— Begin —

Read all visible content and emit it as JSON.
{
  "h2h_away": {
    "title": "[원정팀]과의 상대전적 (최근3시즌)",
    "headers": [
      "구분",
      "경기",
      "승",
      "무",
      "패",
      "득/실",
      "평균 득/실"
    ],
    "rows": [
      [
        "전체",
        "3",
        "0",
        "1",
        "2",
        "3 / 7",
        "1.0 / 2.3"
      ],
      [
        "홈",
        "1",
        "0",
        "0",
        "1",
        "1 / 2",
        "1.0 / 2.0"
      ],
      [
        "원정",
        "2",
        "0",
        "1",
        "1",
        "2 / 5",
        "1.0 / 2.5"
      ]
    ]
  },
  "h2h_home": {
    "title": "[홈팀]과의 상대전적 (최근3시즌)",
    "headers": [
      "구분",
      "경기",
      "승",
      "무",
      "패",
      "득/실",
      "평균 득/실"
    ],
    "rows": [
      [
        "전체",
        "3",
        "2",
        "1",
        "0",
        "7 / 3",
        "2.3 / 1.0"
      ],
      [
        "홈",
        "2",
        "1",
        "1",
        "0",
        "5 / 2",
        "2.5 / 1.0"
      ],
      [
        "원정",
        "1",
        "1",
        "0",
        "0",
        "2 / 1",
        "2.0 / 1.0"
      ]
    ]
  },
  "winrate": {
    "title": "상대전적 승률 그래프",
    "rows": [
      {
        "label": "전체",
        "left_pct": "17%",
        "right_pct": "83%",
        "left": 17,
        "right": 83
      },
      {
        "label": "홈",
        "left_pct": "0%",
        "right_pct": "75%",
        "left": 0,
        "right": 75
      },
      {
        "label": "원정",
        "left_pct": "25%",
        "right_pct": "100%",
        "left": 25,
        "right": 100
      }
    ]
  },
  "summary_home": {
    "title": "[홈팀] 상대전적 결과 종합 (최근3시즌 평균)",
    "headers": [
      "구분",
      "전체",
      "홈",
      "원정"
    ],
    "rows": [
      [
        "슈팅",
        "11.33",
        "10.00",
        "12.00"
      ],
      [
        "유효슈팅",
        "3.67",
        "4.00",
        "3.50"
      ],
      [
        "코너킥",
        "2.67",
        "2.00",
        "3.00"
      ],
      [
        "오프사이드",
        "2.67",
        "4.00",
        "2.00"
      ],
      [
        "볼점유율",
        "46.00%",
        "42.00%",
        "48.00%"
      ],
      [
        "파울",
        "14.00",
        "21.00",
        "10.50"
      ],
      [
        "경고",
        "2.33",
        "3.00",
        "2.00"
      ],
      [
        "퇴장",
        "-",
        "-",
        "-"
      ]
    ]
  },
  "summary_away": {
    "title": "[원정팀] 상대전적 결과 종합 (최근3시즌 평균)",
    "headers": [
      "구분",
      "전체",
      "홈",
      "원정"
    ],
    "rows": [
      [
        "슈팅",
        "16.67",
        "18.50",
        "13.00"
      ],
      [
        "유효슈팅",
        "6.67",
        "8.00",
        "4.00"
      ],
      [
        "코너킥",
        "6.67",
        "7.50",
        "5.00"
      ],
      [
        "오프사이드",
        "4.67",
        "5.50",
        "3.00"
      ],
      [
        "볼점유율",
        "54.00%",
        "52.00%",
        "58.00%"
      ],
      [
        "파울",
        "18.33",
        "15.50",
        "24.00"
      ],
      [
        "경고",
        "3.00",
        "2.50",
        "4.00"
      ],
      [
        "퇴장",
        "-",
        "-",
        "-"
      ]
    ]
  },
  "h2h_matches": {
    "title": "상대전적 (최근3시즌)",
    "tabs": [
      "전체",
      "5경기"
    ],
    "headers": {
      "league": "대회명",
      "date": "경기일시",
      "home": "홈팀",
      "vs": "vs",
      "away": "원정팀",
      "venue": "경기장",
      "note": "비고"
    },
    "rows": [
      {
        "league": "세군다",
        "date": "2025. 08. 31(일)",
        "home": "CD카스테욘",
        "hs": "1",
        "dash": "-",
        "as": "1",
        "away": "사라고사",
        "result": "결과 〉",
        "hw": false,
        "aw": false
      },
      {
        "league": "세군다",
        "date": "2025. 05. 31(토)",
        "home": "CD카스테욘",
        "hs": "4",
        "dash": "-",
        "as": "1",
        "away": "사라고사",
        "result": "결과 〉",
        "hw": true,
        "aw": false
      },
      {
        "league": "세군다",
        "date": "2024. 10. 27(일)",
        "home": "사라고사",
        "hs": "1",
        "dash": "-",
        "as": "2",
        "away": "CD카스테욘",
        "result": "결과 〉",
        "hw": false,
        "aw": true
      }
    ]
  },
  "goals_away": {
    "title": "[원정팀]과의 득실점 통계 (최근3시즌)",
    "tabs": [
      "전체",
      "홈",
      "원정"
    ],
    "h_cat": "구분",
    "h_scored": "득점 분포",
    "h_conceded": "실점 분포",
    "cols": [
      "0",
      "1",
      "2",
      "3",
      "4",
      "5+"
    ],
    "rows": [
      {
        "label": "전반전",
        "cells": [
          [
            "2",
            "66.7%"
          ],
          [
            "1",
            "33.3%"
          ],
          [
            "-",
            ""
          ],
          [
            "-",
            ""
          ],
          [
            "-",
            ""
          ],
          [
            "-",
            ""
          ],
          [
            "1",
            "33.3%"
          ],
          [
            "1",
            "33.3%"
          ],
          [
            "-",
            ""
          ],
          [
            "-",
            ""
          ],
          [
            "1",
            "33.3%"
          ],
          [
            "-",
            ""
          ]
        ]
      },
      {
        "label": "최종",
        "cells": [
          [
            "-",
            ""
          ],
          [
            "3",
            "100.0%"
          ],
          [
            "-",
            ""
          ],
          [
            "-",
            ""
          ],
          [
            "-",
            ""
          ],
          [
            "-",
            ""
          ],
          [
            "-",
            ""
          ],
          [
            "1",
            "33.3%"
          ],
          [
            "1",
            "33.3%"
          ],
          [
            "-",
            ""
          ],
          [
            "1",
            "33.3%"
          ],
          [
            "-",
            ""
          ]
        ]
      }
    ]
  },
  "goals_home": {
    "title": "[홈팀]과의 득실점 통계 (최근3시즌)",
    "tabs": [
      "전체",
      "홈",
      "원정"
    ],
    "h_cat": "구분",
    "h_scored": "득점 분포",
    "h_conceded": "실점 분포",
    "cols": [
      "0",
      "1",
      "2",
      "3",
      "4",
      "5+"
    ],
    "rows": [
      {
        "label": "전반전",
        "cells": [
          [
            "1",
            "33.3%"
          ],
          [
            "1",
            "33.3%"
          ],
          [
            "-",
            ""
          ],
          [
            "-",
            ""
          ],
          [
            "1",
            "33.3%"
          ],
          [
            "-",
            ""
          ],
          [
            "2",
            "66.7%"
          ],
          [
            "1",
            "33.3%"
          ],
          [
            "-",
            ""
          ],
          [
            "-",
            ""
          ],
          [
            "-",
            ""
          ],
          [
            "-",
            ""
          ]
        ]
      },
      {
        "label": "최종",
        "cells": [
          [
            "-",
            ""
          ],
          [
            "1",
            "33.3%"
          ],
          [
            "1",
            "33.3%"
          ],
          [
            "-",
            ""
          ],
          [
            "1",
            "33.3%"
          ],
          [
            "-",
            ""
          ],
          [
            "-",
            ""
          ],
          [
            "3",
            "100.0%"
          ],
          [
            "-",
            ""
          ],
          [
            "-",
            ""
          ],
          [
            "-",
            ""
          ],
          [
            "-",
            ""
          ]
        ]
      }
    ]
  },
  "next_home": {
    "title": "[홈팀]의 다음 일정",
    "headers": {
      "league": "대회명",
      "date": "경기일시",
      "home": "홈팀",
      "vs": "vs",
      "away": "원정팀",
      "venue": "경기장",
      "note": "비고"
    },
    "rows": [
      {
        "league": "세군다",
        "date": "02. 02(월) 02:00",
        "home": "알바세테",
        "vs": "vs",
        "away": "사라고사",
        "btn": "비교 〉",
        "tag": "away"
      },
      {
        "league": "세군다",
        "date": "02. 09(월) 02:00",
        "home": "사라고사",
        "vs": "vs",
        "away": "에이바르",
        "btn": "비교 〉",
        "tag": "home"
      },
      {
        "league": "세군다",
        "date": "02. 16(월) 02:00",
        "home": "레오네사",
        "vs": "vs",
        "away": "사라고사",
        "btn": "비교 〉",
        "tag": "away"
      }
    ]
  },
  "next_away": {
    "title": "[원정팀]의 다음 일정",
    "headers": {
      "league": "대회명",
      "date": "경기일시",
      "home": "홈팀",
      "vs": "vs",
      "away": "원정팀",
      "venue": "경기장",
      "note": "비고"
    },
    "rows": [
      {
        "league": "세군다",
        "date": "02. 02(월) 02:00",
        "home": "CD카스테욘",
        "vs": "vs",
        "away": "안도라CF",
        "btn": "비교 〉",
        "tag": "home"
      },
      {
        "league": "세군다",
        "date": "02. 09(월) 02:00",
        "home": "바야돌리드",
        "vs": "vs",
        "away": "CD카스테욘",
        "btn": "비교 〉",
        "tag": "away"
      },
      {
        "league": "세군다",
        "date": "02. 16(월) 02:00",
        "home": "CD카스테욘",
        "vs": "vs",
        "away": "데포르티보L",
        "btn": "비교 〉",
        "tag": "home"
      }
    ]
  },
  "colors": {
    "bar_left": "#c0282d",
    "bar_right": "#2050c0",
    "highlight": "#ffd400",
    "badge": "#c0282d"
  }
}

— End —

GOAL: Display every line of the listing that contains the string "label".

RESPONSE TO THIS TASK:
        "label": "전체",
        "label": "홈",
        "label": "원정",
        "label": "전반전",
        "label": "최종",
        "label": "전반전",
        "label": "최종",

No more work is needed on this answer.